EXERCISE REQUIREMENTS: Find the lines with "this" in them and copy them out.

MATERIAL TO PROCESS:
□ □ □

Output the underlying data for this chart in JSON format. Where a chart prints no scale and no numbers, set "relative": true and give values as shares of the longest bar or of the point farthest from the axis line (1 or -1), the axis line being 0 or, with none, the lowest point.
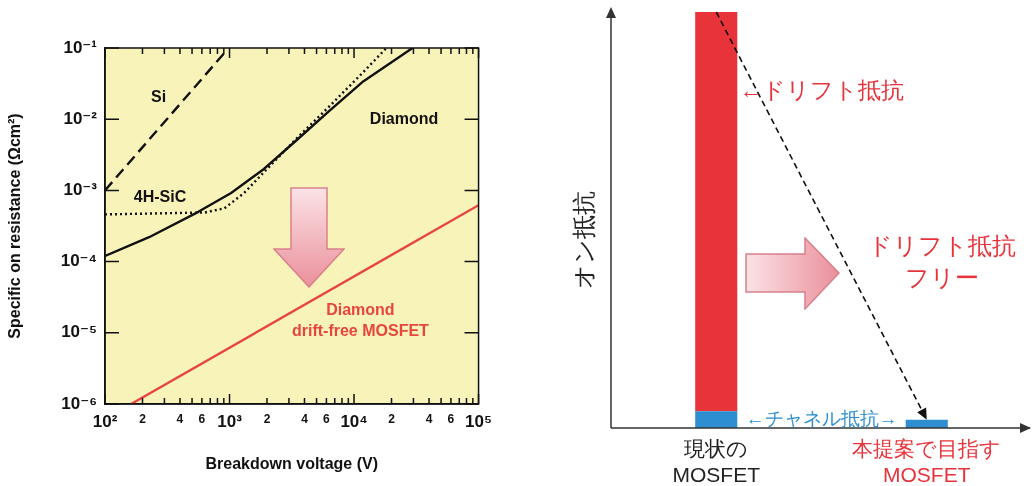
{
  "chart_data": [
    {
      "type": "line",
      "xlabel": "Breakdown voltage (V)",
      "ylabel": "Specific on resistance (Ωcm²)",
      "log": "xy",
      "grid": false,
      "marker": "none",
      "xlim": [
        100,
        100000
      ],
      "ylim": [
        1e-06,
        0.1
      ],
      "annotations": [
        "2",
        "4",
        "6",
        "2",
        "4",
        "6",
        "2",
        "4",
        "6"
      ],
      "xticks": [
        {
          "value": 100,
          "label": "10²"
        },
        {
          "value": 200,
          "label": null
        },
        {
          "value": 300,
          "label": null
        },
        {
          "value": 400,
          "label": null
        },
        {
          "value": 500,
          "label": null
        },
        {
          "value": 600,
          "label": null
        },
        {
          "value": 700,
          "label": null
        },
        {
          "value": 800,
          "label": null
        },
        {
          "value": 900,
          "label": null
        },
        {
          "value": 1000,
          "label": "10³"
        },
        {
          "value": 2000,
          "label": null
        },
        {
          "value": 3000,
          "label": null
        },
        {
          "value": 4000,
          "label": null
        },
        {
          "value": 5000,
          "label": null
        },
        {
          "value": 6000,
          "label": null
        },
        {
          "value": 7000,
          "label": null
        },
        {
          "value": 8000,
          "label": null
        },
        {
          "value": 9000,
          "label": null
        },
        {
          "value": 10000,
          "label": "10⁴"
        },
        {
          "value": 20000,
          "label": null
        },
        {
          "value": 30000,
          "label": null
        },
        {
          "value": 40000,
          "label": null
        },
        {
          "value": 50000,
          "label": null
        },
        {
          "value": 60000,
          "label": null
        },
        {
          "value": 70000,
          "label": null
        },
        {
          "value": 80000,
          "label": null
        },
        {
          "value": 90000,
          "label": null
        },
        {
          "value": 100000,
          "label": "10⁵"
        }
      ],
      "yticks": [
        {
          "value": 1e-06,
          "label": "10⁻⁶"
        },
        {
          "value": 1e-05,
          "label": "10⁻⁵"
        },
        {
          "value": 0.0001,
          "label": "10⁻⁴"
        },
        {
          "value": 0.001,
          "label": "10⁻³"
        },
        {
          "value": 0.01,
          "label": "10⁻²"
        },
        {
          "value": 0.1,
          "label": "10⁻¹"
        }
      ],
      "series": [
        {
          "name": "Si",
          "color": "#111111",
          "line_style": "dashed",
          "x": [
            100,
            940
          ],
          "values": [
            0.001,
            0.091
          ]
        },
        {
          "name": "4H-SiC",
          "color": "#111111",
          "line_style": "dotted",
          "x": [
            100,
            635,
            910,
            1310,
            1890,
            3470,
            6300,
            11600,
            18200
          ],
          "values": [
            0.00046,
            0.00049,
            0.00056,
            0.00092,
            0.0018,
            0.0054,
            0.015,
            0.044,
            0.1
          ]
        },
        {
          "name": "Diamond",
          "color": "#111111",
          "line_style": "solid",
          "x": [
            100,
            226,
            562,
            1030,
            1890,
            3470,
            6300,
            11600,
            29500
          ],
          "values": [
            0.00012,
            0.00022,
            0.0005,
            0.00092,
            0.002,
            0.0051,
            0.013,
            0.033,
            0.1
          ]
        },
        {
          "name": "Diamond drift-free MOSFET",
          "color": "#e8453c",
          "line_style": "solid",
          "x": [
            162,
            100000
          ],
          "values": [
            1e-06,
            0.00062
          ]
        }
      ]
    },
    {
      "type": "bar",
      "stacked": true,
      "relative": true,
      "ylabel": "オン抵抗",
      "categories": [
        "現状の MOSFET",
        "本提案で目指す MOSFET"
      ],
      "series": [
        {
          "name": "←チャネル抵抗→",
          "color": "#2e8fd0",
          "values": [
            0.04,
            0.02
          ]
        },
        {
          "name": "←ドリフト抵抗",
          "color": "#e8333b",
          "values": [
            0.96,
            0
          ]
        }
      ],
      "annotations": [
        "ドリフト抵抗フリー"
      ]
    }
  ]
}
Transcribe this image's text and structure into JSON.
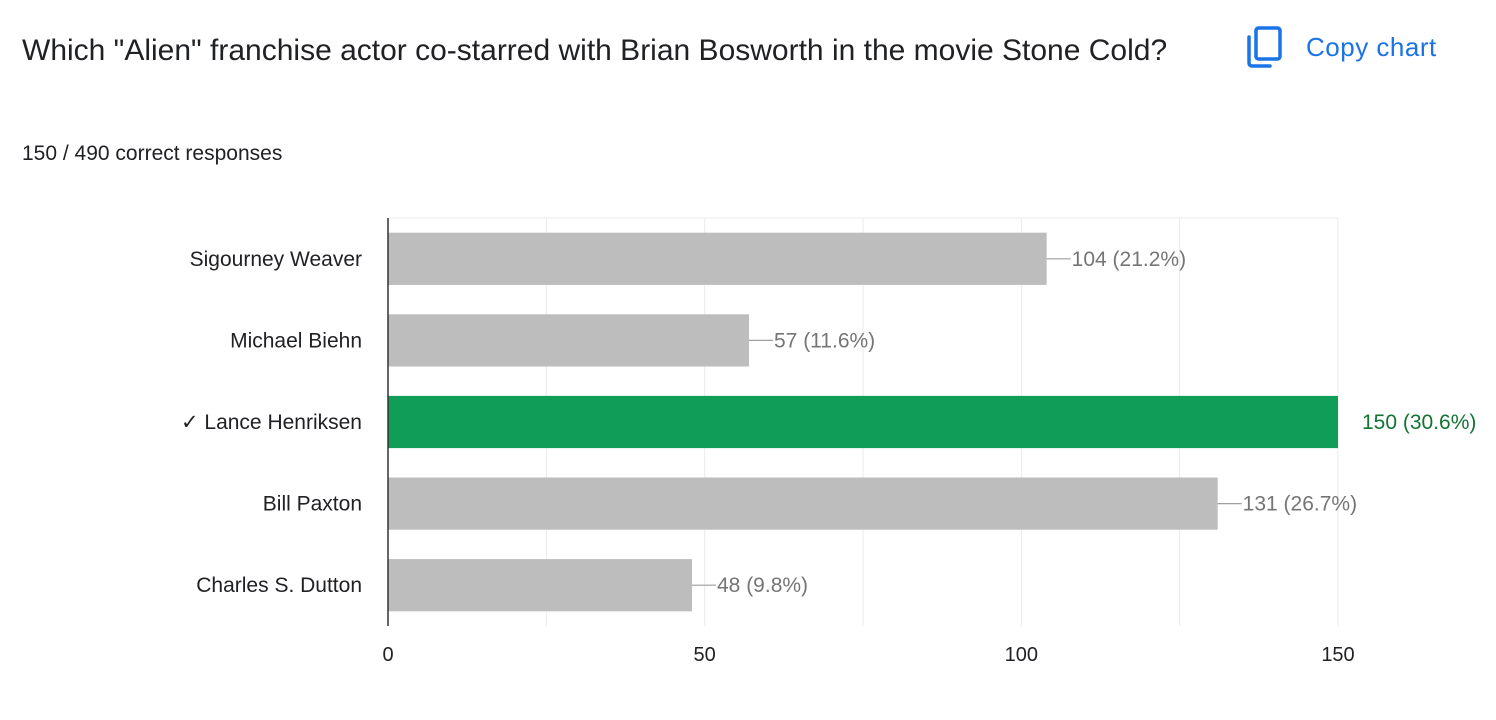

□ □ □

CORRECT RESPONSE:
Output the underlying data for this chart in JSON format. Where a chart prints no scale and no numbers, set "relative": true and give values as shares of the longest bar or of the point farthest from the axis line (1 or -1), the axis line being 0 or, with none, the lowest point.
Transcribe this image's text and structure into JSON.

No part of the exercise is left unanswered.